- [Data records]
++++

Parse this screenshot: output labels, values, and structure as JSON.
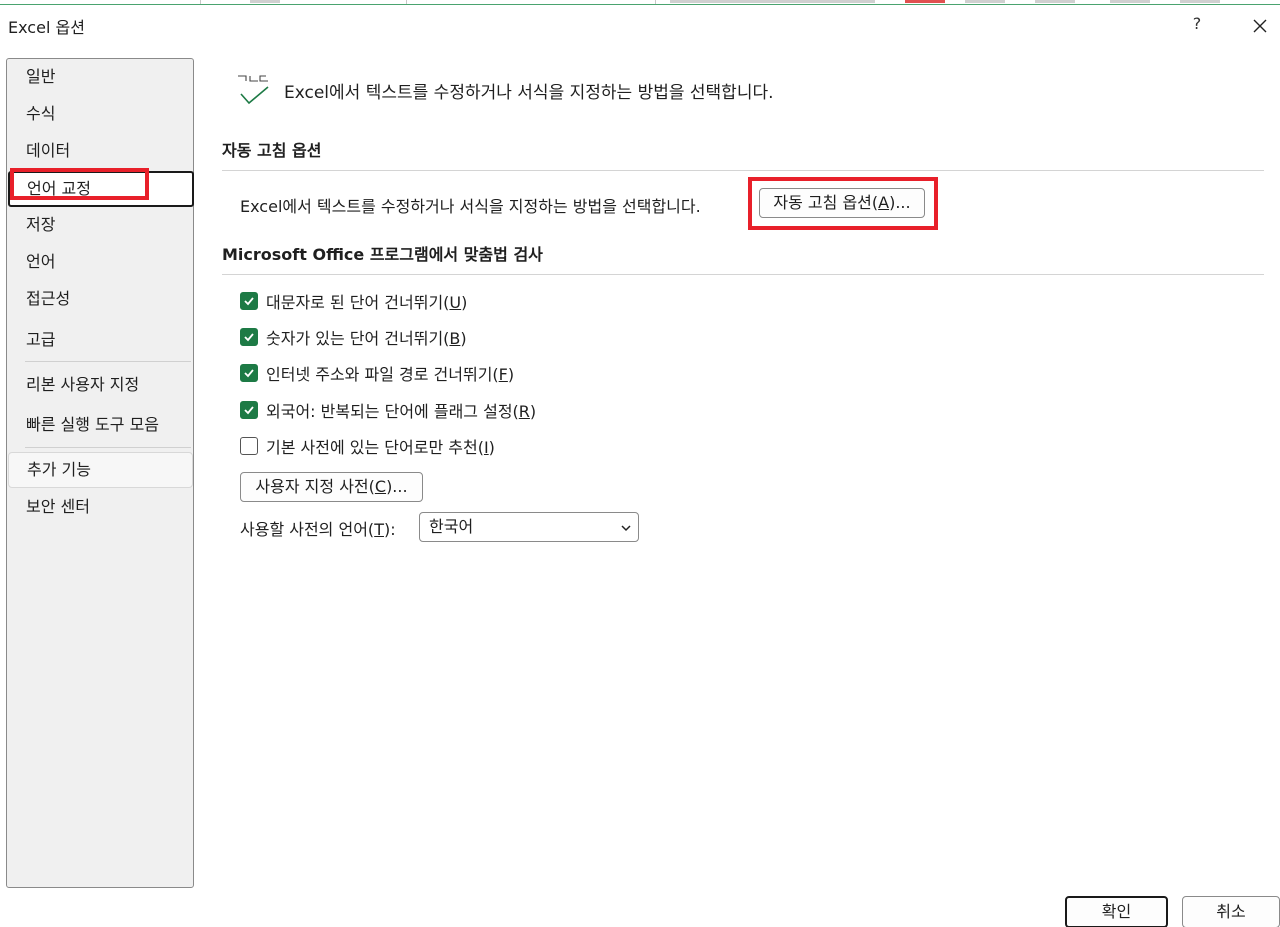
{
  "window": {
    "title": "Excel 옵션",
    "help_label": "?"
  },
  "sidebar": {
    "items": [
      {
        "label": "일반"
      },
      {
        "label": "수식"
      },
      {
        "label": "데이터"
      },
      {
        "label": "언어 교정",
        "selected": true
      },
      {
        "label": "저장"
      },
      {
        "label": "언어"
      },
      {
        "label": "접근성"
      },
      {
        "label": "고급"
      },
      {
        "label": "리본 사용자 지정"
      },
      {
        "label": "빠른 실행 도구 모음"
      },
      {
        "label": "추가 기능"
      },
      {
        "label": "보안 센터"
      }
    ]
  },
  "header": {
    "icon": "abc-check-icon",
    "text": "Excel에서 텍스트를 수정하거나 서식을 지정하는 방법을 선택합니다."
  },
  "autocorrect": {
    "section_title": "자동 고침 옵션",
    "description": "Excel에서 텍스트를 수정하거나 서식을 지정하는 방법을 선택합니다.",
    "button_label": "자동 고침 옵션(",
    "button_accel": "A",
    "button_suffix": ")..."
  },
  "spelling": {
    "section_title": "Microsoft Office 프로그램에서 맞춤법 검사",
    "options": [
      {
        "label": "대문자로 된 단어 건너뛰기(",
        "accel": "U",
        "suffix": ")",
        "checked": true
      },
      {
        "label": "숫자가 있는 단어 건너뛰기(",
        "accel": "B",
        "suffix": ")",
        "checked": true
      },
      {
        "label": "인터넷 주소와 파일 경로 건너뛰기(",
        "accel": "F",
        "suffix": ")",
        "checked": true
      },
      {
        "label": "외국어: 반복되는 단어에 플래그 설정(",
        "accel": "R",
        "suffix": ")",
        "checked": true
      },
      {
        "label": "기본 사전에 있는 단어로만 추천(",
        "accel": "I",
        "suffix": ")",
        "checked": false
      }
    ],
    "custom_dict_label": "사용자 지정 사전(",
    "custom_dict_accel": "C",
    "custom_dict_suffix": ")...",
    "dict_lang_label": "사용할 사전의 언어(",
    "dict_lang_accel": "T",
    "dict_lang_suffix": "):",
    "dict_lang_value": "한국어"
  },
  "footer": {
    "ok_label": "확인",
    "cancel_label": "취소"
  },
  "colors": {
    "check_green": "#1d7a45",
    "highlight_red": "#e8202a"
  }
}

++++

- [Work required] Skip the pictures, then retype every line above exactly.

- [Written answer]
Parse this screenshot: output labels, values, and structure as JSON.
{
  "window": {
    "title": "Excel 옵션",
    "help_label": "?"
  },
  "sidebar": {
    "items": [
      {
        "label": "일반"
      },
      {
        "label": "수식"
      },
      {
        "label": "데이터"
      },
      {
        "label": "언어 교정",
        "selected": true
      },
      {
        "label": "저장"
      },
      {
        "label": "언어"
      },
      {
        "label": "접근성"
      },
      {
        "label": "고급"
      },
      {
        "label": "리본 사용자 지정"
      },
      {
        "label": "빠른 실행 도구 모음"
      },
      {
        "label": "추가 기능"
      },
      {
        "label": "보안 센터"
      }
    ]
  },
  "header": {
    "icon": "abc-check-icon",
    "text": "Excel에서 텍스트를 수정하거나 서식을 지정하는 방법을 선택합니다."
  },
  "autocorrect": {
    "section_title": "자동 고침 옵션",
    "description": "Excel에서 텍스트를 수정하거나 서식을 지정하는 방법을 선택합니다.",
    "button_label": "자동 고침 옵션(",
    "button_accel": "A",
    "button_suffix": ")..."
  },
  "spelling": {
    "section_title": "Microsoft Office 프로그램에서 맞춤법 검사",
    "options": [
      {
        "label": "대문자로 된 단어 건너뛰기(",
        "accel": "U",
        "suffix": ")",
        "checked": true
      },
      {
        "label": "숫자가 있는 단어 건너뛰기(",
        "accel": "B",
        "suffix": ")",
        "checked": true
      },
      {
        "label": "인터넷 주소와 파일 경로 건너뛰기(",
        "accel": "F",
        "suffix": ")",
        "checked": true
      },
      {
        "label": "외국어: 반복되는 단어에 플래그 설정(",
        "accel": "R",
        "suffix": ")",
        "checked": true
      },
      {
        "label": "기본 사전에 있는 단어로만 추천(",
        "accel": "I",
        "suffix": ")",
        "checked": false
      }
    ],
    "custom_dict_label": "사용자 지정 사전(",
    "custom_dict_accel": "C",
    "custom_dict_suffix": ")...",
    "dict_lang_label": "사용할 사전의 언어(",
    "dict_lang_accel": "T",
    "dict_lang_suffix": "):",
    "dict_lang_value": "한국어"
  },
  "footer": {
    "ok_label": "확인",
    "cancel_label": "취소"
  },
  "colors": {
    "check_green": "#1d7a45",
    "highlight_red": "#e8202a"
  }
}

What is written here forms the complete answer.